> _抜粋_
☆ ☆ ☆ ☆

実装は izumin5210/action-homebrew-tap にある。 Orb と同じく maltmil をうまく使う形。

  • :thumbsup: TypeScript で書く
    • (ShellScript でもかけるが、Docker コンテナで動かすことになる。pull のオーバーヘッドが意外とでかい…)
    • TypeScript には型があるので事前に色々チェックできる
      • push して動かしてはじめて変数名の typo に気づく… なんてことが起きない!ステキ!
    • 型の恩恵が大きすぎて、 ShellScript にくらべ多少記述が長くなるとか気にならない
  • :thumbsup: npm にあるパッケージが利用できる
    • GitHub API を叩きたければ @actions/github が使える!など
    • actions/toolkit に便利パッケージが置いてある
    • もちろん普通に npm に置いてある諸々が利用できる
  • :thinking: ファイル操作や外部コマンド実行がちょっとしんどい(ShellScript にくらべると)
    • maltmil の安定版を GitHub Releases から落としてきて、展開して、パス通して…
      • ShellScript だと 2〜3行なのに… みたいな気持ちになること多し

所感

  • 利用者目線では…
    • 正直、大した差異は無い
    • 結局、他に何やるかによって向いている CI が変わりそう
    • e.g.

☆ ☆ ☆ ☆

> _提供エントリ_
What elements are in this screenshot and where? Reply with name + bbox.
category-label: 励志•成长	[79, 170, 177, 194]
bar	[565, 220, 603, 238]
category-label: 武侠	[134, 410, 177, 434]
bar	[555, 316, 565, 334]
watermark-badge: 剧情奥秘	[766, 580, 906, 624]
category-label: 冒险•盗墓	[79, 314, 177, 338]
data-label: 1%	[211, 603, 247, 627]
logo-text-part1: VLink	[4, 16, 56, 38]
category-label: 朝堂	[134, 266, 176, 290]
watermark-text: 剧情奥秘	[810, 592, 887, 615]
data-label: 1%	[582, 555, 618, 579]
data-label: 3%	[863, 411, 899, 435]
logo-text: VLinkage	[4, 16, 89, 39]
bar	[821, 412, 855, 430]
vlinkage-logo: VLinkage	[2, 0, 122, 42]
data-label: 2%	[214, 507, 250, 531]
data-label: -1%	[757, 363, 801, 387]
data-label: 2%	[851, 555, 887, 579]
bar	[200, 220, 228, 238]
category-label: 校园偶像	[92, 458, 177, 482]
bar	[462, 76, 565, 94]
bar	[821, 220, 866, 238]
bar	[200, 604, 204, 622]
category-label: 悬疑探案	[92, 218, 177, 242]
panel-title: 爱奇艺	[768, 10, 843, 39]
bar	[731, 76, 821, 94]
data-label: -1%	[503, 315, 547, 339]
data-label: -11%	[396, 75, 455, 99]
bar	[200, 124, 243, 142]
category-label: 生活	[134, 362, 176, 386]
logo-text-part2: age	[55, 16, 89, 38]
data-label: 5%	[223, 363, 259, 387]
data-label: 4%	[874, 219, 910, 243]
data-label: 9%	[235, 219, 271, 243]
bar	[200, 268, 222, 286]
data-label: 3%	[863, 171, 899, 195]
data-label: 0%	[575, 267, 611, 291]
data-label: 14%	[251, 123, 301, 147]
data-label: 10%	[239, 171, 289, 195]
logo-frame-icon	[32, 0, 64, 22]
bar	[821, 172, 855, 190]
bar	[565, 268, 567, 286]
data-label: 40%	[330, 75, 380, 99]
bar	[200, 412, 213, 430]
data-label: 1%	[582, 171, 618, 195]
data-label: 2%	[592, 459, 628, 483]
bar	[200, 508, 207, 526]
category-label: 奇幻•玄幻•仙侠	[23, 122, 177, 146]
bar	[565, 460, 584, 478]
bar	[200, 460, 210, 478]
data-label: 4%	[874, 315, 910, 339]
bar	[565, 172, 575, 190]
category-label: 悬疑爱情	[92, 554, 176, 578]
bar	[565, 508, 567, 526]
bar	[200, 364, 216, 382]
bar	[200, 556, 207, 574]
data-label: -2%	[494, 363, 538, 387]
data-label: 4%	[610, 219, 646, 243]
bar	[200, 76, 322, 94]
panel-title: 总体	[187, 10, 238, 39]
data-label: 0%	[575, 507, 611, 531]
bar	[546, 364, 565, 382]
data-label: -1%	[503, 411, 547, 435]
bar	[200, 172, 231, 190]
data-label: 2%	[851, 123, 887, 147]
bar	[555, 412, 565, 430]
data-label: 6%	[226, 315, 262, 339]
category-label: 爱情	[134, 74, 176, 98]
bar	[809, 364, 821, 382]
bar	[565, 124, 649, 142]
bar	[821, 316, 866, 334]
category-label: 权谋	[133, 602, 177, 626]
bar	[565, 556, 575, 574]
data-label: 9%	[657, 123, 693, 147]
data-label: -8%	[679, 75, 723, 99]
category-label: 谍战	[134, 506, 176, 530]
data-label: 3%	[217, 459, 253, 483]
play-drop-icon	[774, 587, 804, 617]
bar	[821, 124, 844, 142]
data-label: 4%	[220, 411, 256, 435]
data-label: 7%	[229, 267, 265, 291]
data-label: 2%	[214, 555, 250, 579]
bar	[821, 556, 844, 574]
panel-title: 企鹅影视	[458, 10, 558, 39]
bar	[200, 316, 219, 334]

☆ ☆ ☆ ☆

action-homebrew-tap の実装について書かれた文章を、途切れたところから続けて書くこと。

> _回答_
      • 大きい Matrix を組みたい場合は GitHub Actions のほうが簡潔に書ける
      • 複雑なワークフローを組む場合は CircleCI のほうが依存グラフを記述しやすい
    • CircleCI の Contexts はかなり強力なので、組織とかでは有効かも?
  • 実装者目線では…
    • TypeScript はもたらされる複雑製よりも型・静的解析の恩恵がかなり強いという印象
    • 一方で、ポータビリティを考えると結局ワンバイナリで動くツールをつくって CI 上で使うのが最善かも
      • 「CI が落ちてもリリースできる」状態にしたい
      • となると、CircleCI のほうが Orb 作るのはラクかも?
        • なんなら Orb すらいらなくて、curl ... | tar xf - && sudo cp ... をベタ書きすればいい

結局、こういう Custom step みたいなものは自分のために作ることが多いので、自分が利用者として CI に何を求めているかによってどちらを選択するのかが変わってくるはず。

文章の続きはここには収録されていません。